# Problems and tasks
1. According to the circular debt article, why is there a trust deficit between the authorities and the IMF?
2. Quote the circular debt article word for word, between "Power Division maintains" and "electricity generation portion.", inclusive.

# Source extract
start

ISLAMABAD: Power Division has reportedly failed to prepare a plan for a “viable” energy sector by steering the power sector through longstanding crises and bring circular debt flow to zero.
The International Monetary Fund (IMF) end-of-mission statement dated 10 February stipulates that one of the key priorities is enhancing energy provision by preventing further accumulation of circular debt and ensuring the viability of the energy sector.”
Background informal interaction with officials dealing with the fund and World Bank, the lead agency dealing with energy sector, reveal that numbers have been shared with the Fund and World Bank, who have expressed serious reservations on the performance of the energy sector and are insisting on a viable plan.
Presently, the stock of circular debt is Rs 2.6 trillion, which is expected to decline to some extent after clearance of due payables of IPPs. A massive increase in power tariff of over Rs 7 per unit has already been approved for consumers across the country by withdrawing subsidies and imposition of surcharges of Rs 3.39 per unit.
Flow of circular debt is attributed to several parameters inter-alia, Disco’s under recoveries, line losses above regulatory targets, unpaid/ unbudgeted subsidies, pending generation cost, non-payment by K-Electric, mark-ups, etc.
The Power Division, in its revised Circular Debt Management Plan (CDMP), has projected a gap of Rs 952 billion based on latest assumptions for FY 2023 with respect to high fuel prices in the global market, and a new iteration for forecasting of power purchase price, which is around 85-90 per cent of the total power sector revenue requirement.
Power Division has assured the IMF that the gap between the consumer rate and projected cost of supplying power will be mitigated through timely tariff increases; however, there is a palpable trust deficit between the authorities and the Fund premised on similar pledges/ commitments made by authorities in the past but never honoured.
Power Division, in its fresh commitment has assured the IMF that Discos’ losses shall be reduced to 16.27 per cent by end FY -23 from existing losses of 16.85 per cent against NEPRA target of 11.70 per cent.
Power, Division, in a revised CDMP has projected it would generate Rs 355 billion through proper budgeting of subsidies coordinated with tariffs notifications. It is also expecting to recover Rs 65 billion from agriculture sector by withdrawing ZRI and Kissan packages from March 31, 2023. In addition, Rs 35 billion additional subsidy has been projected to curtail circular debt flow to the minimum possible level by June 2023.
Power Division maintains that power sector’s total PHL loans was Rs 800 billion by end June-2022. To recover the mark-up portion of the loans amounting to Rs 246 billion, there is already a surcharge of Rs 0.43 per unit levied in the consumer bill which is not sufficient to cover mark-up charges of total loans. As on December 2022, around Rs 224 billion has been paid as interest from electricity generation portion.

end

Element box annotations
start

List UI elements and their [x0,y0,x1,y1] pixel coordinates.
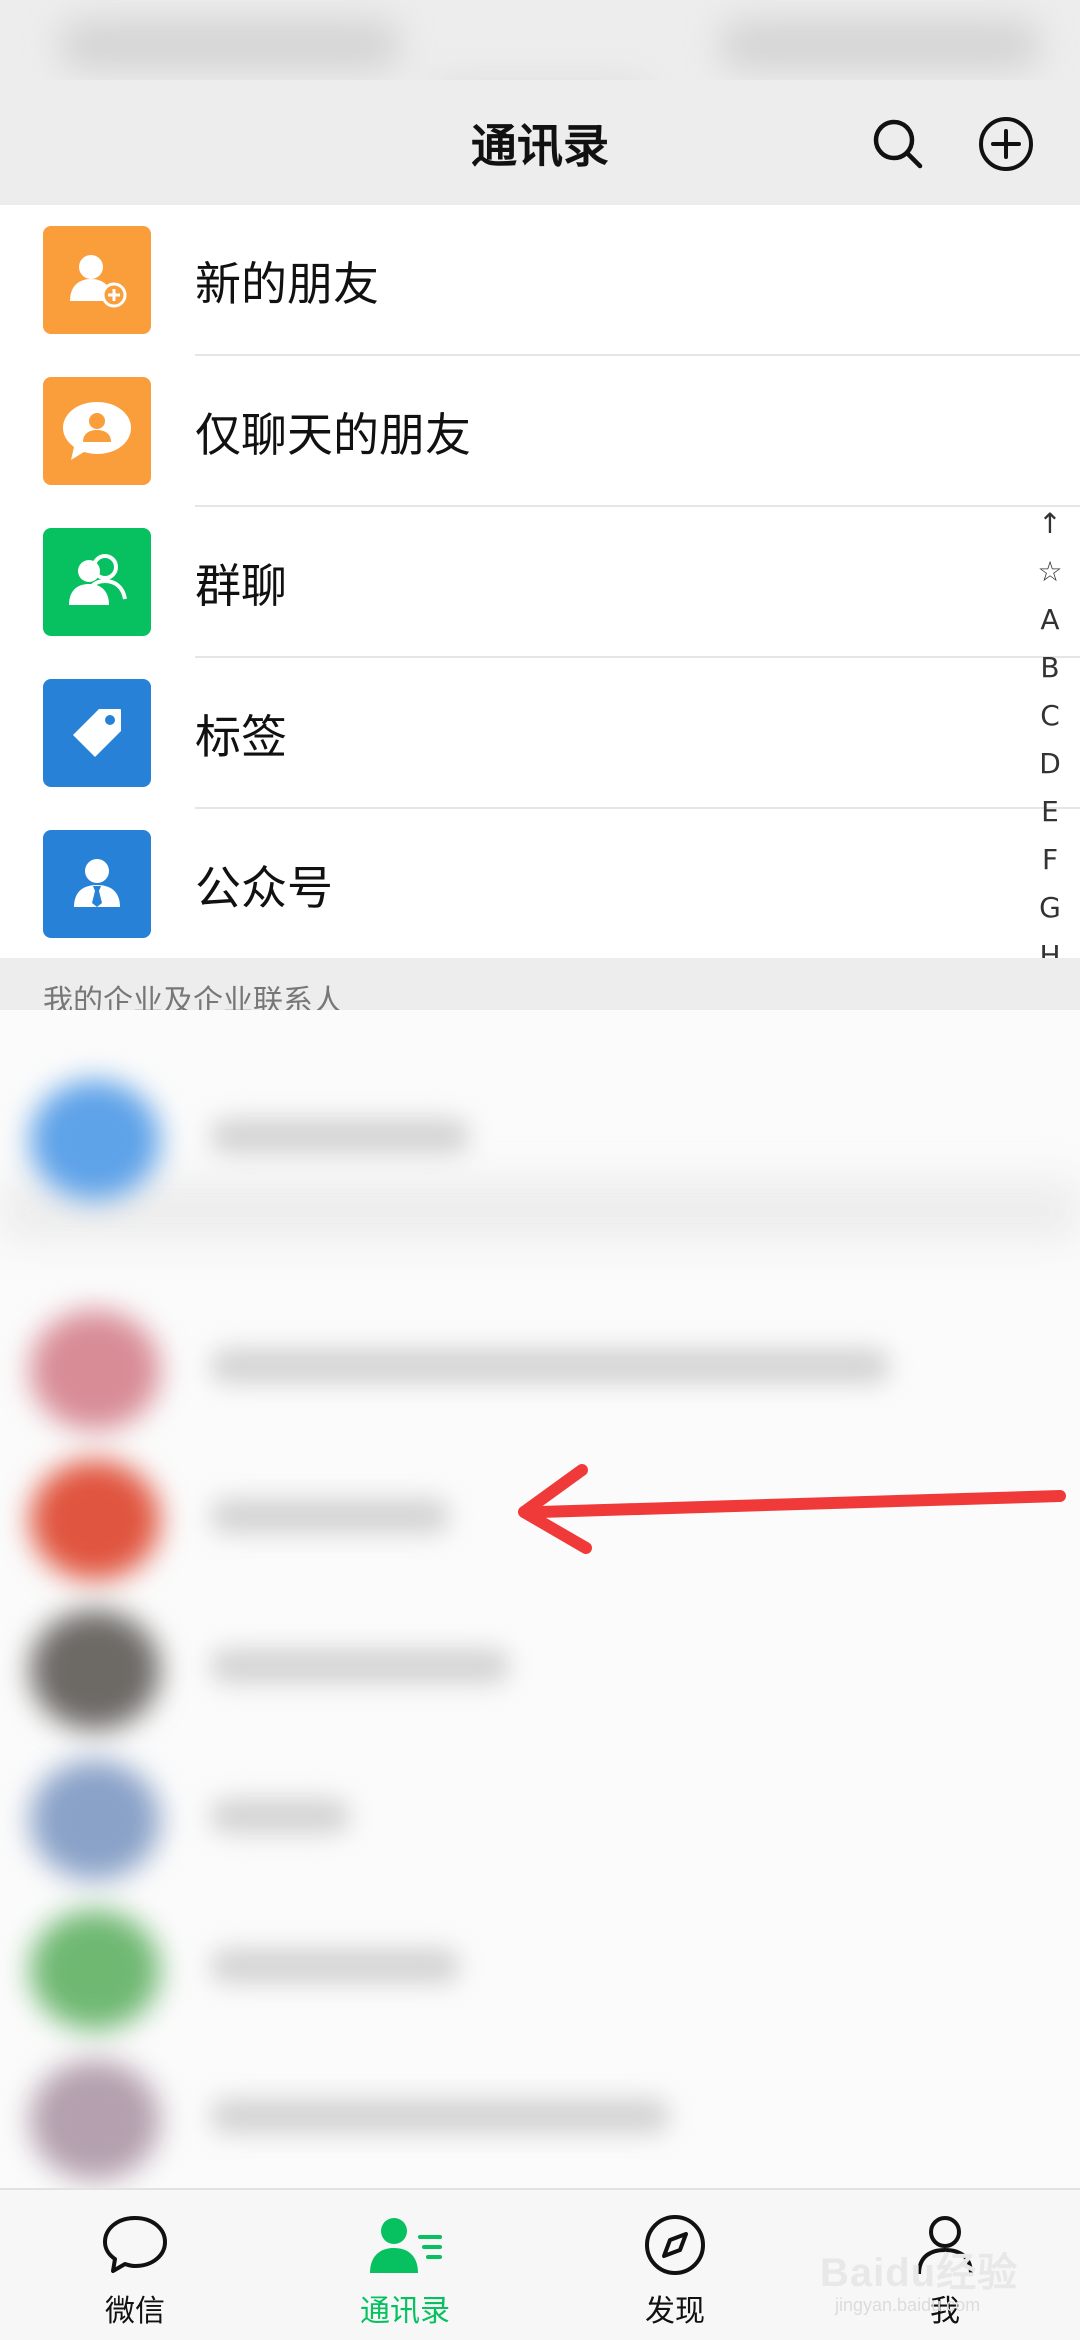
chat-only-friends-item[interactable]: 仅聊天的朋友 [0,356,1080,507]
list-item[interactable] [0,1060,1080,1210]
group-chats-item[interactable]: 群聊 [0,507,1080,658]
annotation-arrow [518,1464,1066,1554]
avatar [30,1080,160,1200]
index-c[interactable]: C [1030,692,1070,740]
index-top[interactable]: ↑ [1030,500,1070,548]
list-item[interactable] [0,1890,1080,2040]
avatar [30,2060,160,2180]
function-list: 新的朋友 仅聊天的朋友 群聊 标签 公众号 [0,205,1080,958]
index-g[interactable]: G [1030,884,1070,932]
group-chat-icon [43,528,151,636]
watermark: Baidu经验 [820,2251,1019,2295]
search-button[interactable] [862,108,934,180]
official-accounts-label: 公众号 [195,860,333,915]
avatar [30,1310,160,1430]
official-accounts-item[interactable]: 公众号 [0,809,1080,960]
avatar [30,1910,160,2030]
plus-circle-icon [979,117,1033,171]
tab-label: 发现 [645,2294,705,2329]
group-chats-label: 群聊 [195,558,287,613]
index-e[interactable]: E [1030,788,1070,836]
tab-chats[interactable]: 微信 [0,2190,270,2340]
list-item[interactable] [0,2040,1080,2190]
avatar [30,1760,160,1880]
list-item[interactable] [0,1290,1080,1440]
contacts-icon [370,2218,442,2273]
tab-label: 通讯录 [360,2294,450,2329]
tab-discover[interactable]: 发现 [540,2190,810,2340]
new-friends-item[interactable]: 新的朋友 [0,205,1080,356]
add-friend-icon [43,226,151,334]
compass-icon [645,2215,705,2275]
list-item[interactable] [0,1740,1080,1890]
avatar [30,1460,160,1580]
chat-bubble-icon [103,2216,167,2273]
index-star[interactable]: ☆ [1030,548,1070,596]
search-icon [873,119,923,169]
index-b[interactable]: B [1030,644,1070,692]
contact-list [0,1010,1080,2190]
official-account-icon [43,830,151,938]
tags-item[interactable]: 标签 [0,658,1080,809]
tab-contacts[interactable]: 通讯录 [270,2190,540,2340]
index-d[interactable]: D [1030,740,1070,788]
list-item[interactable] [0,1590,1080,1740]
new-friends-label: 新的朋友 [195,256,379,311]
header: 通讯录 [0,80,1080,205]
tags-label: 标签 [195,709,287,764]
watermark-url: jingyan.baidu.com [835,2295,981,2315]
add-button[interactable] [970,108,1042,180]
index-a[interactable]: A [1030,596,1070,644]
tag-icon [43,679,151,787]
tab-label: 微信 [105,2294,165,2329]
chat-only-friend-icon [43,377,151,485]
index-f[interactable]: F [1030,836,1070,884]
chat-only-friends-label: 仅聊天的朋友 [195,407,471,462]
alphabet-index[interactable]: ↑ ☆ A B C D E F G H I [1030,500,1070,1028]
avatar [30,1610,160,1730]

end

# Answers to the tasks
1. The trust deficit comes from promises the authorities made in the past. They gave similar pledges and commitments before and never kept them, so the Fund doubts the new promise to close the gap through timely tariff increases.

2.
Power Division maintains that power sector’s total PHL loans was Rs 800 billion by end June-2022. To recover the mark-up portion of the loans amounting to Rs 246 billion, there is already a surcharge of Rs 0.43 per unit levied in the consumer bill which is not sufficient to cover mark-up charges of total loans. As on December 2022, around Rs 224 billion has been paid as interest from electricity generation portion.